From the line containing "What data populates" through the last line of the entries below, repeat each line word for word and leave out the rest.
++++ RECORDS SUPPLIED ++++
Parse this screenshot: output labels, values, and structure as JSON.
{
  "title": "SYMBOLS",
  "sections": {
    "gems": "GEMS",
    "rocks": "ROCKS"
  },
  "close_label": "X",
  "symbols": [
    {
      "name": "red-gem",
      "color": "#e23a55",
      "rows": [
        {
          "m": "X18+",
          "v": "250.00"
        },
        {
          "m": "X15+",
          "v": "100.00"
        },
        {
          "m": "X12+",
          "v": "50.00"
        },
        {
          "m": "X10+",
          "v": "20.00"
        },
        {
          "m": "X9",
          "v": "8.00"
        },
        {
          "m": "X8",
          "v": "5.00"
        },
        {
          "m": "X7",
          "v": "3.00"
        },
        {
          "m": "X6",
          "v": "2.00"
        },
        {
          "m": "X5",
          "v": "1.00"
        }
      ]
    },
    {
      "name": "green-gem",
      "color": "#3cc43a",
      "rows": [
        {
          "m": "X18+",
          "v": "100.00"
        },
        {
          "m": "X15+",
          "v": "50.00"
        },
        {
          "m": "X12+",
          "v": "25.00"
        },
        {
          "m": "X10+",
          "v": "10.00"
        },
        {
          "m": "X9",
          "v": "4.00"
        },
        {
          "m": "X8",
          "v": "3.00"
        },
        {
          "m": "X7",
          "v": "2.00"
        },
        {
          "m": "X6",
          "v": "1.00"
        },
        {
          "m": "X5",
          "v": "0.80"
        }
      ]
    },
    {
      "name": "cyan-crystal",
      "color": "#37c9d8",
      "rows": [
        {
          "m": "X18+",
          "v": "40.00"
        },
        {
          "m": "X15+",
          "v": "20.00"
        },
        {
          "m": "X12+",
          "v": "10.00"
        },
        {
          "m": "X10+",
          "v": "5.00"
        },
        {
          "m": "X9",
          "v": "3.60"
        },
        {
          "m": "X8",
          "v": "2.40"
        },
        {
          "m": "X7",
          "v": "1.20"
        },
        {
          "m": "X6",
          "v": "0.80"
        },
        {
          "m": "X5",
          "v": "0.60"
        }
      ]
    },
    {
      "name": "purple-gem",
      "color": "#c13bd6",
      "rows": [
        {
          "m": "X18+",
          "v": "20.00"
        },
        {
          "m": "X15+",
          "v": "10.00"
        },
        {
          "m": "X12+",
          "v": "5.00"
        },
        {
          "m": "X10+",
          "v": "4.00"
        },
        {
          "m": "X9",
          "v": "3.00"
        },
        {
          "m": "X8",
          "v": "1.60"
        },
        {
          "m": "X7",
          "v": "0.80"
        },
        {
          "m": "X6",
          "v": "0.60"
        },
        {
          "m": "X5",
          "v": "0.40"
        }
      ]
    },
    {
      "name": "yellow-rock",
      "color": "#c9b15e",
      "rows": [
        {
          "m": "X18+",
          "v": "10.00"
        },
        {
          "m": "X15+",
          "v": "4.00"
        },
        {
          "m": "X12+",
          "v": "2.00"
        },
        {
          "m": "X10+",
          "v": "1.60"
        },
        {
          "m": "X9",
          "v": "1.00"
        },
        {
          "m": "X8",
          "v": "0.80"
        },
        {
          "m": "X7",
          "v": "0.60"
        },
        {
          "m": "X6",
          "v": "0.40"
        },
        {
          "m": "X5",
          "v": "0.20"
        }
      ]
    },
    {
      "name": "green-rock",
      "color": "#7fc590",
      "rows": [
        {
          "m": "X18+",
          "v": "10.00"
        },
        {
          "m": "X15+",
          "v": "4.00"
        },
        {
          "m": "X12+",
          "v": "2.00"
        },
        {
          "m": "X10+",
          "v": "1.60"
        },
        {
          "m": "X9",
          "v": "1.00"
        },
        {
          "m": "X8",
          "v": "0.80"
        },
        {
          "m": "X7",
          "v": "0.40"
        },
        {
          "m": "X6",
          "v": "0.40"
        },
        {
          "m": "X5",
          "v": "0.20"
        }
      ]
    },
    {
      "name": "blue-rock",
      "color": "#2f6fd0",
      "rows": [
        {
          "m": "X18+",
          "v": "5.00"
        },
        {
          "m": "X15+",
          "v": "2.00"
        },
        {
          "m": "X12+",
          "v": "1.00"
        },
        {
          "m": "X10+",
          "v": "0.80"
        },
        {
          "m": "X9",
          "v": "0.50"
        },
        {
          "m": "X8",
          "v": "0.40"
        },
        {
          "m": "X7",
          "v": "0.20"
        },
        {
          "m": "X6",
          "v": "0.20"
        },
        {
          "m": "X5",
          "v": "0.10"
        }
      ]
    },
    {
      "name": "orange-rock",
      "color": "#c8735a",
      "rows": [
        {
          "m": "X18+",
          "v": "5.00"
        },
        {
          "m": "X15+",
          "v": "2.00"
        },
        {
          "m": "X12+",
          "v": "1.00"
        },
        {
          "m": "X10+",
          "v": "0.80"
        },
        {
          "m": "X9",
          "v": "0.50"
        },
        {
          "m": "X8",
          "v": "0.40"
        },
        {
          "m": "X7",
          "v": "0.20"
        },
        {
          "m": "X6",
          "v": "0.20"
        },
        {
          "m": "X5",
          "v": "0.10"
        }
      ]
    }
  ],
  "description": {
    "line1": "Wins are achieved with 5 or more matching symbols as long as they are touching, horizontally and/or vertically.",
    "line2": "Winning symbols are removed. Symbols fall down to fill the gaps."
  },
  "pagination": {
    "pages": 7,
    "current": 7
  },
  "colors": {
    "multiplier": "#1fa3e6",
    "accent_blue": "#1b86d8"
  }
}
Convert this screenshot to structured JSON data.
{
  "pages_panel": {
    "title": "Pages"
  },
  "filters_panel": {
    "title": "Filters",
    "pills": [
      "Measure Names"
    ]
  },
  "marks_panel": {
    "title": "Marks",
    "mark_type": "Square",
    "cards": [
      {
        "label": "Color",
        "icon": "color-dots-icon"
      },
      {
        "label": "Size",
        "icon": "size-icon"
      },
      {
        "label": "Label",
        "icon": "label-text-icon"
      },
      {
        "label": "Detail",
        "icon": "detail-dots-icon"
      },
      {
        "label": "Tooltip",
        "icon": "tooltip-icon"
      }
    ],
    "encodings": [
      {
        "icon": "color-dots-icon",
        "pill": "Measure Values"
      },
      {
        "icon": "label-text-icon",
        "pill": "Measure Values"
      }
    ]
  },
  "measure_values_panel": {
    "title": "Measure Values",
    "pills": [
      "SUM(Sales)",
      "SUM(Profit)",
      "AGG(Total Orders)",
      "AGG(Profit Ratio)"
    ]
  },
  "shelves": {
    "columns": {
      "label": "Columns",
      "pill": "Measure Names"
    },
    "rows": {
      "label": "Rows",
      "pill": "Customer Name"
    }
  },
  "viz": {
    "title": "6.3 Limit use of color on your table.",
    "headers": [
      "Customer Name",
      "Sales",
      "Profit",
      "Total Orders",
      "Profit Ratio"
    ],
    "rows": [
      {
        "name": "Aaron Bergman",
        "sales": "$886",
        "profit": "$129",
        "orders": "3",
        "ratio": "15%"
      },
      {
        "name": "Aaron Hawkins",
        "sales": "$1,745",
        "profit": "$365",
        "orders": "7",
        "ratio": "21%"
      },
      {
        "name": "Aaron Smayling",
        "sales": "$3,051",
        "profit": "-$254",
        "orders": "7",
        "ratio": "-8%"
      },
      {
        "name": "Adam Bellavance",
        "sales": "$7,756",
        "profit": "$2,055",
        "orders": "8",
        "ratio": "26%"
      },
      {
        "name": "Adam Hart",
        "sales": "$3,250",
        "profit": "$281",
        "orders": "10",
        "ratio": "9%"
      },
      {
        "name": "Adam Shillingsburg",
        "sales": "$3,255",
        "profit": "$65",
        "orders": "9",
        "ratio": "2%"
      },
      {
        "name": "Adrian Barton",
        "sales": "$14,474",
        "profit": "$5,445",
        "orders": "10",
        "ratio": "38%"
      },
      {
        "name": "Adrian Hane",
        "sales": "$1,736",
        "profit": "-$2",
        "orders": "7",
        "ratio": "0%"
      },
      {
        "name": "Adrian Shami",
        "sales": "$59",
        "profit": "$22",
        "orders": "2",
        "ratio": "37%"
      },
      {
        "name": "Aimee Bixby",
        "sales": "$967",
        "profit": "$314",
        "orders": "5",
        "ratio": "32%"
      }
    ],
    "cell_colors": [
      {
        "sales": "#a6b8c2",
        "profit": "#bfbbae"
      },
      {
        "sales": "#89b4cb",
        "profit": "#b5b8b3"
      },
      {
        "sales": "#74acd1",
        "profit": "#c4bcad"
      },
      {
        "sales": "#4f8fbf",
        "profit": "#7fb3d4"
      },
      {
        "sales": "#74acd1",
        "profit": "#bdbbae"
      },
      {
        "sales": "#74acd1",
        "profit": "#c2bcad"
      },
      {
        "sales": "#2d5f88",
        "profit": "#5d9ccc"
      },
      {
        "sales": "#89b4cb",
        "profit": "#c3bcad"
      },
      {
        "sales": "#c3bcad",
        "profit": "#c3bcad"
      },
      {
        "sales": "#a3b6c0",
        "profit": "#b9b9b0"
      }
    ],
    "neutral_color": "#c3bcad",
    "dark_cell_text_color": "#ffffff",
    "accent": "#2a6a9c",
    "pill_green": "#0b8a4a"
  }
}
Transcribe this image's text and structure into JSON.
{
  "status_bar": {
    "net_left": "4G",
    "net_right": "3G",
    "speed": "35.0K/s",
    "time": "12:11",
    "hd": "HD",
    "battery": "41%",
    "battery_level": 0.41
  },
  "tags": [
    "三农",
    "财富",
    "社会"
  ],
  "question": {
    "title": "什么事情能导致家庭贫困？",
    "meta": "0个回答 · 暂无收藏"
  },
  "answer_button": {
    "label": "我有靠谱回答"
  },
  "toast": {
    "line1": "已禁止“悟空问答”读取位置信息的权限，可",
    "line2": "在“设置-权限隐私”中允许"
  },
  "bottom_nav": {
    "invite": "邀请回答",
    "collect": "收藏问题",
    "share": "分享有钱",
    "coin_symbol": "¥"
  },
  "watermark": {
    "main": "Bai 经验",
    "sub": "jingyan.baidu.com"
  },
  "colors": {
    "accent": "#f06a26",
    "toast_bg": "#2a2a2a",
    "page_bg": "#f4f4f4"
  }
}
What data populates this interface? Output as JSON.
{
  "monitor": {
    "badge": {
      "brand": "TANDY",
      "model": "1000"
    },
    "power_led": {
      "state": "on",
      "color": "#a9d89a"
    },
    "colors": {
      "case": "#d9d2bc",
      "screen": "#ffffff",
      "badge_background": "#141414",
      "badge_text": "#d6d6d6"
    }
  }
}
++++
REPLY:
What data populates this interface? Output as JSON.
{
  "monitor": {
    "badge": {
      "brand": "TANDY",
      "model": "1000"
    },
    "power_led": {
      "state": "on",
      "color": "#a9d89a"
    },
    "colors": {
      "case": "#d9d2bc",
      "screen": "#ffffff",
      "badge_background": "#141414",
      "badge_text": "#d6d6d6"
    }
  }
}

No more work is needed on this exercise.